- [DIRECTIVE] Go through the entries one line at a time, and gather every line that has the word "University".

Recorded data

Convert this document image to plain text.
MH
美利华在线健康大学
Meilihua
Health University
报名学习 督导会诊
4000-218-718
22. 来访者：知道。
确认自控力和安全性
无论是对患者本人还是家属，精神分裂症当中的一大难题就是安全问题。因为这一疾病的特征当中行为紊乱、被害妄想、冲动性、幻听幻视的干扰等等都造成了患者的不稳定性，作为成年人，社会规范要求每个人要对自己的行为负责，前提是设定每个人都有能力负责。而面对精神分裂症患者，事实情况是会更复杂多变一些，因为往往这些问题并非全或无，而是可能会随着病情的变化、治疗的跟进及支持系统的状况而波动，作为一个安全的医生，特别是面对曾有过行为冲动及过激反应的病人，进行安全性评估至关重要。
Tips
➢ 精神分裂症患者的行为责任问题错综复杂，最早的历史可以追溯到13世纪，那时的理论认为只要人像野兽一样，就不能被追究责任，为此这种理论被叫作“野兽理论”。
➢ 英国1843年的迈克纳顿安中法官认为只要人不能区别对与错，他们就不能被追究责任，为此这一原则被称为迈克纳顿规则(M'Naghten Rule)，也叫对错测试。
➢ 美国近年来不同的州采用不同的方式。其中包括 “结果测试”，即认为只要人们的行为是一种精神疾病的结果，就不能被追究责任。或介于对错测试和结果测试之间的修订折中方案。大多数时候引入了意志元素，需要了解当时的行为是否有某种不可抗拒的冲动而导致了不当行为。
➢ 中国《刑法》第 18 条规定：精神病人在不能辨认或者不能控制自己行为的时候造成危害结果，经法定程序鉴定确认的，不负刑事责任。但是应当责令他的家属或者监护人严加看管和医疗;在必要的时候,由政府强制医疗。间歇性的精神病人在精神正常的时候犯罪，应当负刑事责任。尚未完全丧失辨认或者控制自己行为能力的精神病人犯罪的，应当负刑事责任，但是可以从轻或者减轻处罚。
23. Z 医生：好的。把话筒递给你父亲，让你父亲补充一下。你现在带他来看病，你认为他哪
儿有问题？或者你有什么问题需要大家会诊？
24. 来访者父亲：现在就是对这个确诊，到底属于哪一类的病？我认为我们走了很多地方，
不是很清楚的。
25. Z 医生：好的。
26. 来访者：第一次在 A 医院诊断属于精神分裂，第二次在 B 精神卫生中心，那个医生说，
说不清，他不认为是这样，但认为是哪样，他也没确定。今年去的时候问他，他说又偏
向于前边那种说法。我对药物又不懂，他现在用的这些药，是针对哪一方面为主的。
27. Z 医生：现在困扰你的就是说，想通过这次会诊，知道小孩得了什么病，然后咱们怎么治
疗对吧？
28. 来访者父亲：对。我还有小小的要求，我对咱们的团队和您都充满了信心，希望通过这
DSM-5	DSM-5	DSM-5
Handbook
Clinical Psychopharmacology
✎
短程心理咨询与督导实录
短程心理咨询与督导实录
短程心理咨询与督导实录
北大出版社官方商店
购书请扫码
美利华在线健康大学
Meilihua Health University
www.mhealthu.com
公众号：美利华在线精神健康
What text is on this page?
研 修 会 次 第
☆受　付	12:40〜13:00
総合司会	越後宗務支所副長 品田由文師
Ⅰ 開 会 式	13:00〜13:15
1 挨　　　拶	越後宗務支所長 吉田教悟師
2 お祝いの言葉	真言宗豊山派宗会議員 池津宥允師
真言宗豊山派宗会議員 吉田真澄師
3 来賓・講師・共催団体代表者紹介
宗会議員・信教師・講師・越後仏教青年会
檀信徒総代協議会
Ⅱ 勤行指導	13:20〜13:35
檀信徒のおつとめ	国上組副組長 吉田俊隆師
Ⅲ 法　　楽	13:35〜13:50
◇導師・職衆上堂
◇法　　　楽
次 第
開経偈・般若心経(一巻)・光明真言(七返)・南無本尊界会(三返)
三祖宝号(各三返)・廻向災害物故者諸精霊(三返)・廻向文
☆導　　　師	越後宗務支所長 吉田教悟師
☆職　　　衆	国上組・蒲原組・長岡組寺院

- [SOLUTION]
Health University
Meilihua Health University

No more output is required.